| SET TASK |
Without the pictures, write out all the lines below exactly as they appear.

| SOURCE RECORDS |

++++

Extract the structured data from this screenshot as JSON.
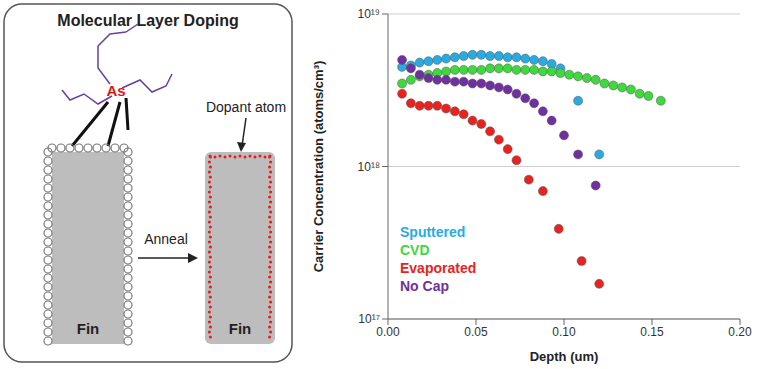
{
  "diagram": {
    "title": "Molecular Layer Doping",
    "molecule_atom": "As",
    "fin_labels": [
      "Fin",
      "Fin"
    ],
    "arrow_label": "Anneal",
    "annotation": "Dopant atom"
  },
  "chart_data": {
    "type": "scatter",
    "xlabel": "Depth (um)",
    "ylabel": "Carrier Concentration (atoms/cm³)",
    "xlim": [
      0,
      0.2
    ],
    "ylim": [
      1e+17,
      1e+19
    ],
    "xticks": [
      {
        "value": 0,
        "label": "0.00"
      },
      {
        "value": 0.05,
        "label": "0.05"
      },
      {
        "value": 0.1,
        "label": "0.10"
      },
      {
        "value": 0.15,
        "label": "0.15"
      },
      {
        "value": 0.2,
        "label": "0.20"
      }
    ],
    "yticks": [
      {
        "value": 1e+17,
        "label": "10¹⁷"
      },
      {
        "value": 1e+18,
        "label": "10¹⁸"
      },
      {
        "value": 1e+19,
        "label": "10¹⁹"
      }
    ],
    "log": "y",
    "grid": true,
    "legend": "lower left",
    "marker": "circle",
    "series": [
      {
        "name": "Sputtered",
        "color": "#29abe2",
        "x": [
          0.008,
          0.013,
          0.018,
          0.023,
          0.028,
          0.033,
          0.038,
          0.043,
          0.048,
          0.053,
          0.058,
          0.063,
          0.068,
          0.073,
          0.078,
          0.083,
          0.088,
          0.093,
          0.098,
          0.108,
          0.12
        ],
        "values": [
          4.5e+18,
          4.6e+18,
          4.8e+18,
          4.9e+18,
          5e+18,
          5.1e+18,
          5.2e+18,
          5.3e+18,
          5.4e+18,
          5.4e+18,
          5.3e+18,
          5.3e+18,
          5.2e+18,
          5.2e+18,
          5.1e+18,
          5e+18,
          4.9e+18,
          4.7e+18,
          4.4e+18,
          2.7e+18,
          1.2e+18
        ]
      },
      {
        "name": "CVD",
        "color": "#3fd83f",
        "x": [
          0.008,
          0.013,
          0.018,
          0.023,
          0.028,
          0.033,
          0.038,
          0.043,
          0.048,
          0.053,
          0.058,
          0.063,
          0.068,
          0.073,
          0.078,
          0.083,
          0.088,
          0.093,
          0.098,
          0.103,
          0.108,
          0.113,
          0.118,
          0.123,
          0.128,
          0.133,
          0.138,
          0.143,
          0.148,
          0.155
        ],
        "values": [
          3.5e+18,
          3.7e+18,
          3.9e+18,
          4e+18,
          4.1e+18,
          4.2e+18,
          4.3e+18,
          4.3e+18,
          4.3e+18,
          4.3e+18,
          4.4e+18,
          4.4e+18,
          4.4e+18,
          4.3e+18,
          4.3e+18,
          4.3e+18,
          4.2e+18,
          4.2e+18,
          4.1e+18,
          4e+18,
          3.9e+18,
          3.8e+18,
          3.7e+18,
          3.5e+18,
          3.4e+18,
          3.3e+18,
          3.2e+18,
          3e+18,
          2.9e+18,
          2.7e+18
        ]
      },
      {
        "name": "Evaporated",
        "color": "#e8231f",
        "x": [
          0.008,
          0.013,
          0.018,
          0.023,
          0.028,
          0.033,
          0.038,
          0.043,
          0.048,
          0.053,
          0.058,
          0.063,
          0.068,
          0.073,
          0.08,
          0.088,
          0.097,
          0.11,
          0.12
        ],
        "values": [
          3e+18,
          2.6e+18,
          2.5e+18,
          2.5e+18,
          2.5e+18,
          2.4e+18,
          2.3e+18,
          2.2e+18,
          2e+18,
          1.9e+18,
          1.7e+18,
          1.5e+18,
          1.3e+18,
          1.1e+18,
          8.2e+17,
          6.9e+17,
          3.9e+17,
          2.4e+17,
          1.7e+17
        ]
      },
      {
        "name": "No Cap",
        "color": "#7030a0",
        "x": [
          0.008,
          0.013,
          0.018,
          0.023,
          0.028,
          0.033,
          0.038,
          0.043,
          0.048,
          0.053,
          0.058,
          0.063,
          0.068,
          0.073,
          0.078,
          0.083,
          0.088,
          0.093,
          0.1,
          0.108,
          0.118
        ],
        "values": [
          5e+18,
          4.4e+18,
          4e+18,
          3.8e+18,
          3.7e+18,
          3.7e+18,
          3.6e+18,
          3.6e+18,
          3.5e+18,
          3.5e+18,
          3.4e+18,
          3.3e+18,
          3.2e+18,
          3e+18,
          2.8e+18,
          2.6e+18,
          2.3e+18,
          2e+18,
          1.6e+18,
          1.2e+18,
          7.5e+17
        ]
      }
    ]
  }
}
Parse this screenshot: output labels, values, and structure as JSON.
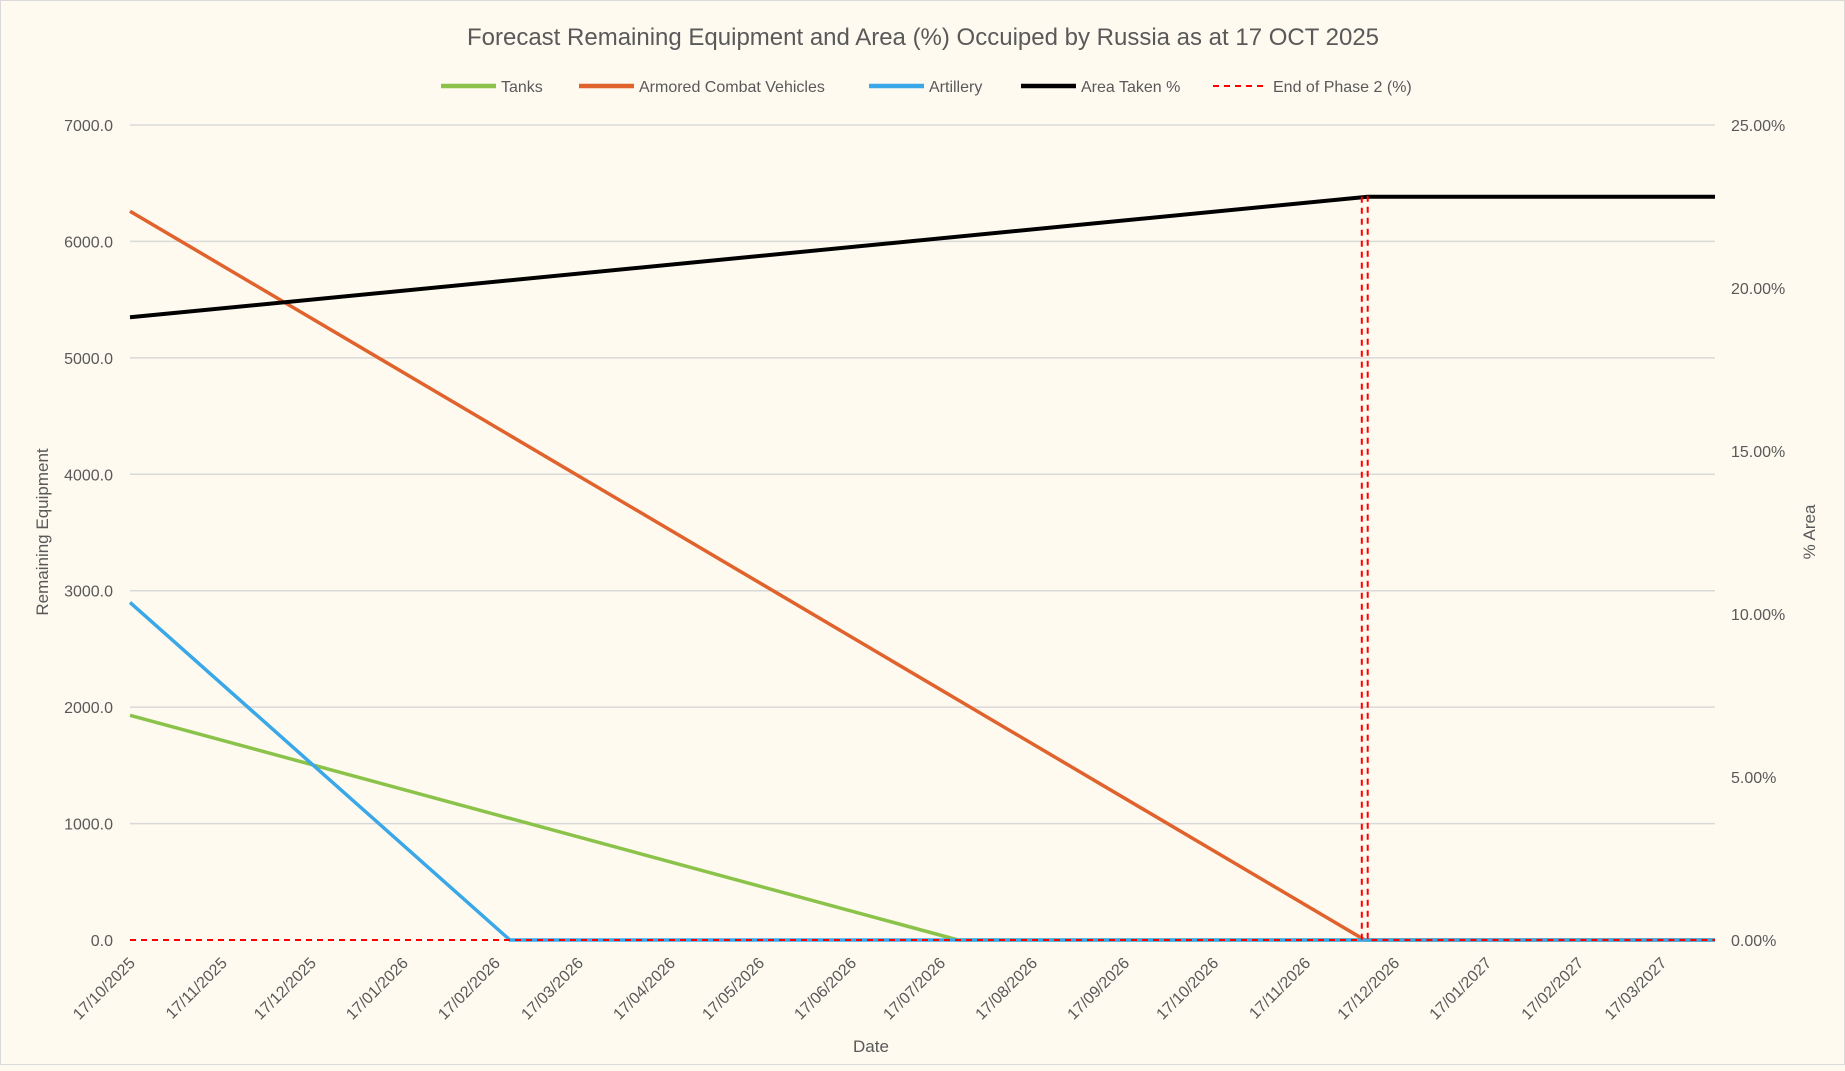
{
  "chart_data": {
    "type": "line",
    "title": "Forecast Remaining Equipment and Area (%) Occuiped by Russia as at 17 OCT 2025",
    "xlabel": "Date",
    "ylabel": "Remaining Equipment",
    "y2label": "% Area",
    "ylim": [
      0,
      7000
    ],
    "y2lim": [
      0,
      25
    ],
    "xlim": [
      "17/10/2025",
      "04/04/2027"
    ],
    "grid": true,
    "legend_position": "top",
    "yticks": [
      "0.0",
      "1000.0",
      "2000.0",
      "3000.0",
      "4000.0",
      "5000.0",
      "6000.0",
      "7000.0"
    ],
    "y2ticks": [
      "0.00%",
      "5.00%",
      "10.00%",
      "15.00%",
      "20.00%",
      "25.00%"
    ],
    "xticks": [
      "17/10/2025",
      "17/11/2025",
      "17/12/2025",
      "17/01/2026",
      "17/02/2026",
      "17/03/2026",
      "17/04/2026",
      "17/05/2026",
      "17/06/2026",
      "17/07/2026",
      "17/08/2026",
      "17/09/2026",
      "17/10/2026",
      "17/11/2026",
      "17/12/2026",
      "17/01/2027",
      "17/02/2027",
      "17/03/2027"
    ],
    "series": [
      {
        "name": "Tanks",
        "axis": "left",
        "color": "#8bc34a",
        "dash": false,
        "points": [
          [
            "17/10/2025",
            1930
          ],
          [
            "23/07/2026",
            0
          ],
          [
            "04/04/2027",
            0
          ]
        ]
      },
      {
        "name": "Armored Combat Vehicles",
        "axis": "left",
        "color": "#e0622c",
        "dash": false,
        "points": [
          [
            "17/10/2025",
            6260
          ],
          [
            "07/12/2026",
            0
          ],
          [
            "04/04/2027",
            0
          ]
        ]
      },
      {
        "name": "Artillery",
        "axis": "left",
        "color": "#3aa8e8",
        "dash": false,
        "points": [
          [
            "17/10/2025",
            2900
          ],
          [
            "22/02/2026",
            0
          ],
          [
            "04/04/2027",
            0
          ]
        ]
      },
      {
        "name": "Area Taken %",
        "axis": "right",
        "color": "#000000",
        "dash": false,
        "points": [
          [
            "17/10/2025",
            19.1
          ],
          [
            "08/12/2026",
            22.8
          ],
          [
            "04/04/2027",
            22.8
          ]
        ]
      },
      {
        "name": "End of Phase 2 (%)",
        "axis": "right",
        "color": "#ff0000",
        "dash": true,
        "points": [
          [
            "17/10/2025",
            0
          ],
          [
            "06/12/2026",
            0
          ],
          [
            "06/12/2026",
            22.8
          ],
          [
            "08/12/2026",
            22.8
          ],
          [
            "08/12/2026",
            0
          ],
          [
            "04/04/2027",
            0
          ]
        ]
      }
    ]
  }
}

++++

| EXERCISE OUTPUT |
Extract the structured data from this screenshot as JSON.
{
  "diagram": {
    "title": "Molecular Layer Doping",
    "molecule_atom": "As",
    "fin_labels": [
      "Fin",
      "Fin"
    ],
    "arrow_label": "Anneal",
    "annotation": "Dopant atom"
  },
  "chart_data": {
    "type": "scatter",
    "xlabel": "Depth (um)",
    "ylabel": "Carrier Concentration (atoms/cm³)",
    "xlim": [
      0,
      0.2
    ],
    "ylim": [
      1e+17,
      1e+19
    ],
    "xticks": [
      {
        "value": 0,
        "label": "0.00"
      },
      {
        "value": 0.05,
        "label": "0.05"
      },
      {
        "value": 0.1,
        "label": "0.10"
      },
      {
        "value": 0.15,
        "label": "0.15"
      },
      {
        "value": 0.2,
        "label": "0.20"
      }
    ],
    "yticks": [
      {
        "value": 1e+17,
        "label": "10¹⁷"
      },
      {
        "value": 1e+18,
        "label": "10¹⁸"
      },
      {
        "value": 1e+19,
        "label": "10¹⁹"
      }
    ],
    "log": "y",
    "grid": true,
    "legend": "lower left",
    "marker": "circle",
    "series": [
      {
        "name": "Sputtered",
        "color": "#29abe2",
        "x": [
          0.008,
          0.013,
          0.018,
          0.023,
          0.028,
          0.033,
          0.038,
          0.043,
          0.048,
          0.053,
          0.058,
          0.063,
          0.068,
          0.073,
          0.078,
          0.083,
          0.088,
          0.093,
          0.098,
          0.108,
          0.12
        ],
        "values": [
          4.5e+18,
          4.6e+18,
          4.8e+18,
          4.9e+18,
          5e+18,
          5.1e+18,
          5.2e+18,
          5.3e+18,
          5.4e+18,
          5.4e+18,
          5.3e+18,
          5.3e+18,
          5.2e+18,
          5.2e+18,
          5.1e+18,
          5e+18,
          4.9e+18,
          4.7e+18,
          4.4e+18,
          2.7e+18,
          1.2e+18
        ]
      },
      {
        "name": "CVD",
        "color": "#3fd83f",
        "x": [
          0.008,
          0.013,
          0.018,
          0.023,
          0.028,
          0.033,
          0.038,
          0.043,
          0.048,
          0.053,
          0.058,
          0.063,
          0.068,
          0.073,
          0.078,
          0.083,
          0.088,
          0.093,
          0.098,
          0.103,
          0.108,
          0.113,
          0.118,
          0.123,
          0.128,
          0.133,
          0.138,
          0.143,
          0.148,
          0.155
        ],
        "values": [
          3.5e+18,
          3.7e+18,
          3.9e+18,
          4e+18,
          4.1e+18,
          4.2e+18,
          4.3e+18,
          4.3e+18,
          4.3e+18,
          4.3e+18,
          4.4e+18,
          4.4e+18,
          4.4e+18,
          4.3e+18,
          4.3e+18,
          4.3e+18,
          4.2e+18,
          4.2e+18,
          4.1e+18,
          4e+18,
          3.9e+18,
          3.8e+18,
          3.7e+18,
          3.5e+18,
          3.4e+18,
          3.3e+18,
          3.2e+18,
          3e+18,
          2.9e+18,
          2.7e+18
        ]
      },
      {
        "name": "Evaporated",
        "color": "#e8231f",
        "x": [
          0.008,
          0.013,
          0.018,
          0.023,
          0.028,
          0.033,
          0.038,
          0.043,
          0.048,
          0.053,
          0.058,
          0.063,
          0.068,
          0.073,
          0.08,
          0.088,
          0.097,
          0.11,
          0.12
        ],
        "values": [
          3e+18,
          2.6e+18,
          2.5e+18,
          2.5e+18,
          2.5e+18,
          2.4e+18,
          2.3e+18,
          2.2e+18,
          2e+18,
          1.9e+18,
          1.7e+18,
          1.5e+18,
          1.3e+18,
          1.1e+18,
          8.2e+17,
          6.9e+17,
          3.9e+17,
          2.4e+17,
          1.7e+17
        ]
      },
      {
        "name": "No Cap",
        "color": "#7030a0",
        "x": [
          0.008,
          0.013,
          0.018,
          0.023,
          0.028,
          0.033,
          0.038,
          0.043,
          0.048,
          0.053,
          0.058,
          0.063,
          0.068,
          0.073,
          0.078,
          0.083,
          0.088,
          0.093,
          0.1,
          0.108,
          0.118
        ],
        "values": [
          5e+18,
          4.4e+18,
          4e+18,
          3.8e+18,
          3.7e+18,
          3.7e+18,
          3.6e+18,
          3.6e+18,
          3.5e+18,
          3.5e+18,
          3.4e+18,
          3.3e+18,
          3.2e+18,
          3e+18,
          2.8e+18,
          2.6e+18,
          2.3e+18,
          2e+18,
          1.6e+18,
          1.2e+18,
          7.5e+17
        ]
      }
    ]
  }
}
Parse this screenshot: output labels, values, and structure as JSON.
{
  "chart_data": {
    "type": "line",
    "title": "Forecast Remaining Equipment and Area (%) Occuiped by Russia as at 17 OCT 2025",
    "xlabel": "Date",
    "ylabel": "Remaining Equipment",
    "y2label": "% Area",
    "ylim": [
      0,
      7000
    ],
    "y2lim": [
      0,
      25
    ],
    "xlim": [
      "17/10/2025",
      "04/04/2027"
    ],
    "grid": true,
    "legend_position": "top",
    "yticks": [
      "0.0",
      "1000.0",
      "2000.0",
      "3000.0",
      "4000.0",
      "5000.0",
      "6000.0",
      "7000.0"
    ],
    "y2ticks": [
      "0.00%",
      "5.00%",
      "10.00%",
      "15.00%",
      "20.00%",
      "25.00%"
    ],
    "xticks": [
      "17/10/2025",
      "17/11/2025",
      "17/12/2025",
      "17/01/2026",
      "17/02/2026",
      "17/03/2026",
      "17/04/2026",
      "17/05/2026",
      "17/06/2026",
      "17/07/2026",
      "17/08/2026",
      "17/09/2026",
      "17/10/2026",
      "17/11/2026",
      "17/12/2026",
      "17/01/2027",
      "17/02/2027",
      "17/03/2027"
    ],
    "series": [
      {
        "name": "Tanks",
        "axis": "left",
        "color": "#8bc34a",
        "dash": false,
        "points": [
          [
            "17/10/2025",
            1930
          ],
          [
            "23/07/2026",
            0
          ],
          [
            "04/04/2027",
            0
          ]
        ]
      },
      {
        "name": "Armored Combat Vehicles",
        "axis": "left",
        "color": "#e0622c",
        "dash": false,
        "points": [
          [
            "17/10/2025",
            6260
          ],
          [
            "07/12/2026",
            0
          ],
          [
            "04/04/2027",
            0
          ]
        ]
      },
      {
        "name": "Artillery",
        "axis": "left",
        "color": "#3aa8e8",
        "dash": false,
        "points": [
          [
            "17/10/2025",
            2900
          ],
          [
            "22/02/2026",
            0
          ],
          [
            "04/04/2027",
            0
          ]
        ]
      },
      {
        "name": "Area Taken %",
        "axis": "right",
        "color": "#000000",
        "dash": false,
        "points": [
          [
            "17/10/2025",
            19.1
          ],
          [
            "08/12/2026",
            22.8
          ],
          [
            "04/04/2027",
            22.8
          ]
        ]
      },
      {
        "name": "End of Phase 2 (%)",
        "axis": "right",
        "color": "#ff0000",
        "dash": true,
        "points": [
          [
            "17/10/2025",
            0
          ],
          [
            "06/12/2026",
            0
          ],
          [
            "06/12/2026",
            22.8
          ],
          [
            "08/12/2026",
            22.8
          ],
          [
            "08/12/2026",
            0
          ],
          [
            "04/04/2027",
            0
          ]
        ]
      }
    ]
  }
}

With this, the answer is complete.